提示文

* * * * * * * * *

第1回
ああ、この人は、
お父さんなんだ。
第2回
だから、俺はもう
ケンカはしない
第3回
一度きりの人生だもん。
泣いたり怒ったり
できたほうがいい。
第4回
あのシーンは俺ひとりで
生んだものじゃない





── プロレスもそうですけど、
訓練系はたいへんですね。
宇梶 俺らが20歳のときに、ちょっと流行った、
スタニスラフスキー・システムという
演劇のメソッドがあるんです。
リー・ストラスバーグ(Lee Strasberg)が
俳優の養成所で実践したんだけど。
── リースタニフラフ‥‥?
宇梶 リー・ストラスバーグというのは、
「ゴッドファーザーPART ll」に出てくる、
マフィアの黒幕役で、
空港で撃たれちゃう人なんですけどね。
その人が設立したアクターズスタジオが
ニューヨークにあって、
そこで採用されたメソッドが
スタニスラフスキーシステムです。
── はい。
宇梶 その演法が、たぶんいま、
世界的に通用しているものじゃないかな?
具体的に、どんなものかというと、
演技というのはなにも特別なものじゃなくて、
五感の記憶がすべてである、
という考えが基礎になっているんです。
そのアクターズスタジオに行くと、まずは、
リラクゼーションからスタートするんです。

全身の力をゆるめて、
足のさきから頭のてっぺんまで
リラックスしてから
五感の記憶をたどるんです。

たとえば、コーヒーをこうやって
飲むときの記憶をたどって、
脳がキャッチしたことを自分のからだに伝える。
そういうことを勉強するんですよ。

コーヒーを飲むときのことを思い出す。
  で、俺は、20歳のときに
『リー・ストラスバーグと
 アクターズ・スタジオの俳優たち』

というぶあっつ~い本を、
4500円とか出して買って読んで
ちょっと利口になったような
「俺も何かできるんじゃないか!」
という気がしてさ(笑)。

そこに書かれていた演法は
さっきの「諦」の話にちょっと似ているんです。
つまり、自分のなかにないものを
演技でやろうとしないんですよ。

たとえば、俺が女性を食事に誘って、
ふたりで出かける機会があったとします。
リラックスしてふたりで話したいのに、
そこで俺は高級レストランを選んじゃって、
次から次へ
どうやって食ったらいいのかわかんないものが
出て来ちゃったとする。
それは、ありもしない自分を
探してしまっているだけなんですよ。
そうじゃなくて、自分の習慣にあることを
やればいい。
── 自分にできることの源泉は
自分にしかないんですね。

* * * * * * * * *

提供資料

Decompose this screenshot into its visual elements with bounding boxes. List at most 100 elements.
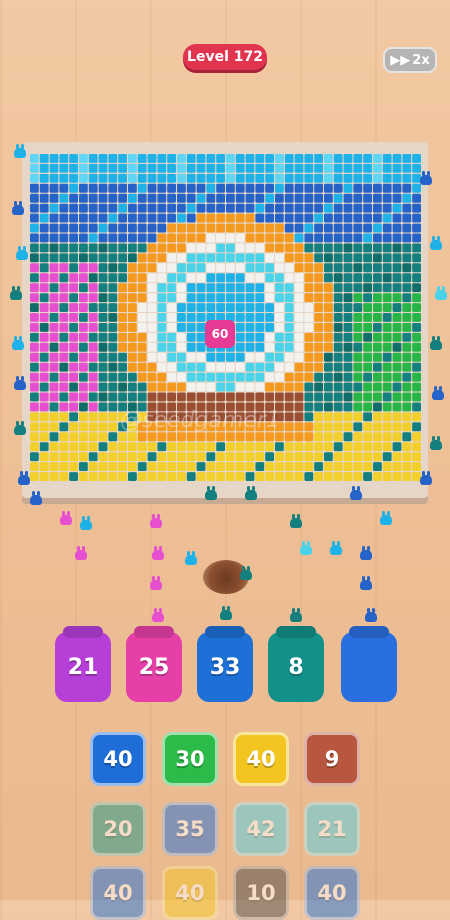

* * * * * * * * *

課題 1
次の(a)〜(c)が、スタニスラフスキー・システムについて語る提示文の内容と合っているかを判定し、それぞれ「はい」か「いいえ」で答えてください。判定の根拠となる提示文の語句も、そのまま引用して添えてください。
(a) アクターズスタジオはニューヨークにある。
(b) 宇梶は20歳のときに、アクターズ・スタジオの本を3000円で買った。
(c) アクターズスタジオでは、まず発声練習から始める。
課題 2
提示文について、次の問いに答えてください。
(a) リー・ストラスバーグは「ゴッドファーザーPART ll」でどのような役として出てくるか。
(b) スタニスラフスキー・システムの基礎になっているのはどのような考えか。
(c) 高級レストランの例のあとで、宇梶は代わりに何をすればいいと述べているか。
課題 3
スタニスラフスキー・システムをめぐる提示文の対談を、最後の発言のあとから続けて書いてください。
資料は提示文とは関係がありません。

解答 1
(a) はい。「ニューヨークにあって、」
(b) いいえ。「4500円とか出して買って読んで」
(c) いいえ。「リラクゼーションからスタートするんです。」

解答 2
(a) マフィアの黒幕役で、空港で撃たれる人物です。
(b) 演技は特別なものではなく、五感の記憶がすべてであるという考えです。
(c) 自分の習慣にあることをやればいいと述べています。

解答 3
宇梶 うん、そうそう。
(ボソボソ)
そういうことに気づくのに、
俺は何十年もかかっちゃったんですけどね。
── ハハハハ。
宇梶 方言やプロレスなんかも
そういうふうにやりたいだけなんです。
覚えるとか、完璧にとか、
そんなことはよくわからなくて、
ただ、自分のからだになじませたものを出す、
そういうところからやっていきたいんです。
── その本から
ものすごく影響を受けられたんですね。
宇梶 あのアクターズスタジオから出た
ロバート・デ・ニーロやアル・パチーノ、
そういう人の映画をバッチバチに
指くわえて観ていた
もんですから。

指くわえて、こんな顔してね。
── 演劇でも、同じような考えですか?
宇梶 演劇では特に、直接お客さんと向き合うでしょう。
皮膚で何かを感じることができるような
奥にあるものを見ようとして生きている人には
すべてがばれちゃうし、
へんな演技をしていると傷つけます。
役者をやっていて、
そういう人がいるということを忘れちゃならない。
だから、俺たちは、ずうずうしくなくなるんです。

いろんな心ある人たちにいわれるんだけど、
俺はどうやら演技はうまくないらしいし、
これからもうまくならないかもしれない。
そんな俺にできることといったら、たぶん
ちゃんと「思って」セリフをしゃべる、
ということです。
これはうまくなくても、最低、嘘にはならない。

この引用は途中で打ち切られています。